TASK PROMPT
Retype each entry below, keeping every character the same.

PROVIDED DATA

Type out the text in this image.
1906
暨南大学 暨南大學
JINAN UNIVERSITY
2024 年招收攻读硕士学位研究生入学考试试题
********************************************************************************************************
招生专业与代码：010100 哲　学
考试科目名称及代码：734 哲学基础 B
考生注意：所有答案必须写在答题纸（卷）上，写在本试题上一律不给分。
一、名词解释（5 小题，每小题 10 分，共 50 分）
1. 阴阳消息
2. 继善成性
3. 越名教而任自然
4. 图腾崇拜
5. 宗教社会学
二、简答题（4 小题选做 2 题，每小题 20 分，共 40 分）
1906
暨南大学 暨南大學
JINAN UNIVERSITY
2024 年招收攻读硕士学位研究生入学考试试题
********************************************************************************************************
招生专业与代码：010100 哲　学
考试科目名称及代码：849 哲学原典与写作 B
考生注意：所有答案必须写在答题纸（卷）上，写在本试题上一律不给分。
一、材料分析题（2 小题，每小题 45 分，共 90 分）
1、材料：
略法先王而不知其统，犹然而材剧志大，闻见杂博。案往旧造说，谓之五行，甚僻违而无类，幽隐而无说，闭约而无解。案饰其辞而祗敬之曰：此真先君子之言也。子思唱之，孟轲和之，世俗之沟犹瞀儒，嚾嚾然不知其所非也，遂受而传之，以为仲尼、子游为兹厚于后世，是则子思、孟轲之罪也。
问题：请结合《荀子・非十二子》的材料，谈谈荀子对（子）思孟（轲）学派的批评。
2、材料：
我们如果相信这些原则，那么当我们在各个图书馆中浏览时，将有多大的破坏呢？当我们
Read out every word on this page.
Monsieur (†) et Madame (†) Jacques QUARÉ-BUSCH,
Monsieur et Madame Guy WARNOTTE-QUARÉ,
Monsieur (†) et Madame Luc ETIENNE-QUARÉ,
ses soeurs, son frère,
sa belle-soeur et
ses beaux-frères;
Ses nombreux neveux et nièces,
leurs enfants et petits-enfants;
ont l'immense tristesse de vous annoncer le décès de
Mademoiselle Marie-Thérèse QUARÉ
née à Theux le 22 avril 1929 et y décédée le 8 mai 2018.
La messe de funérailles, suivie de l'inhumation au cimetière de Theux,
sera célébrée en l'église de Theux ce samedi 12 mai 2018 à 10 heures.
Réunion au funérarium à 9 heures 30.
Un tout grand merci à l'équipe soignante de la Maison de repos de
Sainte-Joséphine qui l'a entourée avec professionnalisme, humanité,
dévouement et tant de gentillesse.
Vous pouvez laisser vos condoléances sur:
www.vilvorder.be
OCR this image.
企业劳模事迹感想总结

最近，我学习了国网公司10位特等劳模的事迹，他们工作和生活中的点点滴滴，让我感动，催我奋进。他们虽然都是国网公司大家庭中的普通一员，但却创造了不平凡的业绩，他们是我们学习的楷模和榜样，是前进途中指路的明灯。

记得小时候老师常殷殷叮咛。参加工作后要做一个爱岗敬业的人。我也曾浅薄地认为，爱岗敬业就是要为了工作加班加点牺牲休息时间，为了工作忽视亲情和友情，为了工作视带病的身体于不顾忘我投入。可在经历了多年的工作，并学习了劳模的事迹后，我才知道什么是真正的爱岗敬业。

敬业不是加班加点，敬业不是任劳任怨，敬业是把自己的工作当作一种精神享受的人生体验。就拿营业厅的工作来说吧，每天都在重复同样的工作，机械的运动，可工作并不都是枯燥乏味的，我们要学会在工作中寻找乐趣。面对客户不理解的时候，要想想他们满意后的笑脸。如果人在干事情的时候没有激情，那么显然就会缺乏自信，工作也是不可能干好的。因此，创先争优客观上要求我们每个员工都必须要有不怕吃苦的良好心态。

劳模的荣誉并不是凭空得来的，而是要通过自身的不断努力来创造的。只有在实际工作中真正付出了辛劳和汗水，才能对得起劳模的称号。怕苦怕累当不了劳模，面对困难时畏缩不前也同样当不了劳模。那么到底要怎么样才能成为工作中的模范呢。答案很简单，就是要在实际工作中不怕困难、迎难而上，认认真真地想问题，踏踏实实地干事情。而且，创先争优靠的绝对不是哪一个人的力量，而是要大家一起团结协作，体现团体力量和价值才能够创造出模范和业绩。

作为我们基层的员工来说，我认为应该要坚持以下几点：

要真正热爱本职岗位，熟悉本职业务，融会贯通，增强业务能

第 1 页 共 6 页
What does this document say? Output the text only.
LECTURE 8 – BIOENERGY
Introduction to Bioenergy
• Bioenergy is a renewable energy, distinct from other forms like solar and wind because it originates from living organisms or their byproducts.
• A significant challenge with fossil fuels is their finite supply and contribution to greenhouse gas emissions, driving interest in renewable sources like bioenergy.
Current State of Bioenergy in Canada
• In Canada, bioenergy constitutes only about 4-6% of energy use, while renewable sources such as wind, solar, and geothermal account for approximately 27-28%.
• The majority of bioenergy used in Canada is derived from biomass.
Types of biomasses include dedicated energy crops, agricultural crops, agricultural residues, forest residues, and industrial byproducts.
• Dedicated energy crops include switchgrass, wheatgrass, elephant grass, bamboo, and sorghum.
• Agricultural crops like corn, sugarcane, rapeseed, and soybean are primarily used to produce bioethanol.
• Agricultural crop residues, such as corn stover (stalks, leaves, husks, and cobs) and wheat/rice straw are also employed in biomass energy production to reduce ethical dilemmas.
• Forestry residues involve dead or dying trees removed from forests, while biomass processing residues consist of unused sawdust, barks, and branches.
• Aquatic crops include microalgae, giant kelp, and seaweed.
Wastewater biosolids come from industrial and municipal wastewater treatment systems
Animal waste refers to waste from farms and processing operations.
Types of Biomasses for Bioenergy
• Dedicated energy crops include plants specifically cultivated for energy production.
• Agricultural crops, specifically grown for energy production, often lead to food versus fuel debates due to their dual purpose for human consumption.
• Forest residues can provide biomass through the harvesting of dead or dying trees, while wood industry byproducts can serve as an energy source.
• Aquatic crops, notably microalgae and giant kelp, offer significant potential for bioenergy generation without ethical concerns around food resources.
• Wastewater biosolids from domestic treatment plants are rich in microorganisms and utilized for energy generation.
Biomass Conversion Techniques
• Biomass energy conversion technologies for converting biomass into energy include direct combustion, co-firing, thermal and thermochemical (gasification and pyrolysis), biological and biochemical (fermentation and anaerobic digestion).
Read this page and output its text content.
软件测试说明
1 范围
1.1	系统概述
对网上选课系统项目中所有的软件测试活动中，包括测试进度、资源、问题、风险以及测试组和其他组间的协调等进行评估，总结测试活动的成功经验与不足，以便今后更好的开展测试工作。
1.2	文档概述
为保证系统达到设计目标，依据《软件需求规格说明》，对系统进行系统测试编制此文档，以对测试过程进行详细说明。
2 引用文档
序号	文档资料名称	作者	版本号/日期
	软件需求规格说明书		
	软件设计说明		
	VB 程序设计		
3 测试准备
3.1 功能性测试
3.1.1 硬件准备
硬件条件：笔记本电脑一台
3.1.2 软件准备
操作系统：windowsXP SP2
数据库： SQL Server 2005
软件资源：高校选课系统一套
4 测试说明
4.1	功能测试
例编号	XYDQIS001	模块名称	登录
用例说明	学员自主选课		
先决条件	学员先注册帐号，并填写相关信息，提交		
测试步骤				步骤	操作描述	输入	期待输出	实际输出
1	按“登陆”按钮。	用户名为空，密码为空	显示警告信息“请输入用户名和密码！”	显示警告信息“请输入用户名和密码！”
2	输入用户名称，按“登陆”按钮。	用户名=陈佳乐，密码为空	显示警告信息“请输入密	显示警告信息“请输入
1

OUTPUT BELOW
Type out the text in this image.
1906
暨南大学 暨南大學
JINAN UNIVERSITY
2024 年招收攻读硕士学位研究生入学考试试题
********************************************************************************************************
招生专业与代码：010100 哲　学
考试科目名称及代码：734 哲学基础 B
考生注意：所有答案必须写在答题纸（卷）上，写在本试题上一律不给分。
一、名词解释（5 小题，每小题 10 分，共 50 分）
1. 阴阳消息
2. 继善成性
3. 越名教而任自然
4. 图腾崇拜
5. 宗教社会学
二、简答题（4 小题选做 2 题，每小题 20 分，共 40 分）
1906
暨南大学 暨南大學
JINAN UNIVERSITY
2024 年招收攻读硕士学位研究生入学考试试题
********************************************************************************************************
招生专业与代码：010100 哲　学
考试科目名称及代码：849 哲学原典与写作 B
考生注意：所有答案必须写在答题纸（卷）上，写在本试题上一律不给分。
一、材料分析题（2 小题，每小题 45 分，共 90 分）
1、材料：
略法先王而不知其统，犹然而材剧志大，闻见杂博。案往旧造说，谓之五行，甚僻违而无类，幽隐而无说，闭约而无解。案饰其辞而祗敬之曰：此真先君子之言也。子思唱之，孟轲和之，世俗之沟犹瞀儒，嚾嚾然不知其所非也，遂受而传之，以为仲尼、子游为兹厚于后世，是则子思、孟轲之罪也。
问题：请结合《荀子・非十二子》的材料，谈谈荀子对（子）思孟（轲）学派的批评。
2、材料：
我们如果相信这些原则，那么当我们在各个图书馆中浏览时，将有多大的破坏呢？当我们
Read out every word on this page.
Monsieur (†) et Madame (†) Jacques QUARÉ-BUSCH,
Monsieur et Madame Guy WARNOTTE-QUARÉ,
Monsieur (†) et Madame Luc ETIENNE-QUARÉ,
ses soeurs, son frère,
sa belle-soeur et
ses beaux-frères;
Ses nombreux neveux et nièces,
leurs enfants et petits-enfants;
ont l'immense tristesse de vous annoncer le décès de
Mademoiselle Marie-Thérèse QUARÉ
née à Theux le 22 avril 1929 et y décédée le 8 mai 2018.
La messe de funérailles, suivie de l'inhumation au cimetière de Theux,
sera célébrée en l'église de Theux ce samedi 12 mai 2018 à 10 heures.
Réunion au funérarium à 9 heures 30.
Un tout grand merci à l'équipe soignante de la Maison de repos de
Sainte-Joséphine qui l'a entourée avec professionnalisme, humanité,
dévouement et tant de gentillesse.
Vous pouvez laisser vos condoléances sur:
www.vilvorder.be
OCR this image.
企业劳模事迹感想总结

最近，我学习了国网公司10位特等劳模的事迹，他们工作和生活中的点点滴滴，让我感动，催我奋进。他们虽然都是国网公司大家庭中的普通一员，但却创造了不平凡的业绩，他们是我们学习的楷模和榜样，是前进途中指路的明灯。

记得小时候老师常殷殷叮咛。参加工作后要做一个爱岗敬业的人。我也曾浅薄地认为，爱岗敬业就是要为了工作加班加点牺牲休息时间，为了工作忽视亲情和友情，为了工作视带病的身体于不顾忘我投入。可在经历了多年的工作，并学习了劳模的事迹后，我才知道什么是真正的爱岗敬业。

敬业不是加班加点，敬业不是任劳任怨，敬业是把自己的工作当作一种精神享受的人生体验。就拿营业厅的工作来说吧，每天都在重复同样的工作，机械的运动，可工作并不都是枯燥乏味的，我们要学会在工作中寻找乐趣。面对客户不理解的时候，要想想他们满意后的笑脸。如果人在干事情的时候没有激情，那么显然就会缺乏自信，工作也是不可能干好的。因此，创先争优客观上要求我们每个员工都必须要有不怕吃苦的良好心态。

劳模的荣誉并不是凭空得来的，而是要通过自身的不断努力来创造的。只有在实际工作中真正付出了辛劳和汗水，才能对得起劳模的称号。怕苦怕累当不了劳模，面对困难时畏缩不前也同样当不了劳模。那么到底要怎么样才能成为工作中的模范呢。答案很简单，就是要在实际工作中不怕困难、迎难而上，认认真真地想问题，踏踏实实地干事情。而且，创先争优靠的绝对不是哪一个人的力量，而是要大家一起团结协作，体现团体力量和价值才能够创造出模范和业绩。

作为我们基层的员工来说，我认为应该要坚持以下几点：

要真正热爱本职岗位，熟悉本职业务，融会贯通，增强业务能

第 1 页 共 6 页
What does this document say? Output the text only.
LECTURE 8 – BIOENERGY
Introduction to Bioenergy
• Bioenergy is a renewable energy, distinct from other forms like solar and wind because it originates from living organisms or their byproducts.
• A significant challenge with fossil fuels is their finite supply and contribution to greenhouse gas emissions, driving interest in renewable sources like bioenergy.
Current State of Bioenergy in Canada
• In Canada, bioenergy constitutes only about 4-6% of energy use, while renewable sources such as wind, solar, and geothermal account for approximately 27-28%.
• The majority of bioenergy used in Canada is derived from biomass.
Types of biomasses include dedicated energy crops, agricultural crops, agricultural residues, forest residues, and industrial byproducts.
• Dedicated energy crops include switchgrass, wheatgrass, elephant grass, bamboo, and sorghum.
• Agricultural crops like corn, sugarcane, rapeseed, and soybean are primarily used to produce bioethanol.
• Agricultural crop residues, such as corn stover (stalks, leaves, husks, and cobs) and wheat/rice straw are also employed in biomass energy production to reduce ethical dilemmas.
• Forestry residues involve dead or dying trees removed from forests, while biomass processing residues consist of unused sawdust, barks, and branches.
• Aquatic crops include microalgae, giant kelp, and seaweed.
Wastewater biosolids come from industrial and municipal wastewater treatment systems
Animal waste refers to waste from farms and processing operations.
Types of Biomasses for Bioenergy
• Dedicated energy crops include plants specifically cultivated for energy production.
• Agricultural crops, specifically grown for energy production, often lead to food versus fuel debates due to their dual purpose for human consumption.
• Forest residues can provide biomass through the harvesting of dead or dying trees, while wood industry byproducts can serve as an energy source.
• Aquatic crops, notably microalgae and giant kelp, offer significant potential for bioenergy generation without ethical concerns around food resources.
• Wastewater biosolids from domestic treatment plants are rich in microorganisms and utilized for energy generation.
Biomass Conversion Techniques
• Biomass energy conversion technologies for converting biomass into energy include direct combustion, co-firing, thermal and thermochemical (gasification and pyrolysis), biological and biochemical (fermentation and anaerobic digestion).
Read this page and output its text content.
软件测试说明
1 范围
1.1	系统概述
对网上选课系统项目中所有的软件测试活动中，包括测试进度、资源、问题、风险以及测试组和其他组间的协调等进行评估，总结测试活动的成功经验与不足，以便今后更好的开展测试工作。
1.2	文档概述
为保证系统达到设计目标，依据《软件需求规格说明》，对系统进行系统测试编制此文档，以对测试过程进行详细说明。
2 引用文档
序号	文档资料名称	作者	版本号/日期
	软件需求规格说明书		
	软件设计说明		
	VB 程序设计		
3 测试准备
3.1 功能性测试
3.1.1 硬件准备
硬件条件：笔记本电脑一台
3.1.2 软件准备
操作系统：windowsXP SP2
数据库： SQL Server 2005
软件资源：高校选课系统一套
4 测试说明
4.1	功能测试
例编号	XYDQIS001	模块名称	登录
用例说明	学员自主选课		
先决条件	学员先注册帐号，并填写相关信息，提交		
测试步骤				步骤	操作描述	输入	期待输出	实际输出
1	按“登陆”按钮。	用户名为空，密码为空	显示警告信息“请输入用户名和密码！”	显示警告信息“请输入用户名和密码！”
2	输入用户名称，按“登陆”按钮。	用户名=陈佳乐，密码为空	显示警告信息“请输入密	显示警告信息“请输入
1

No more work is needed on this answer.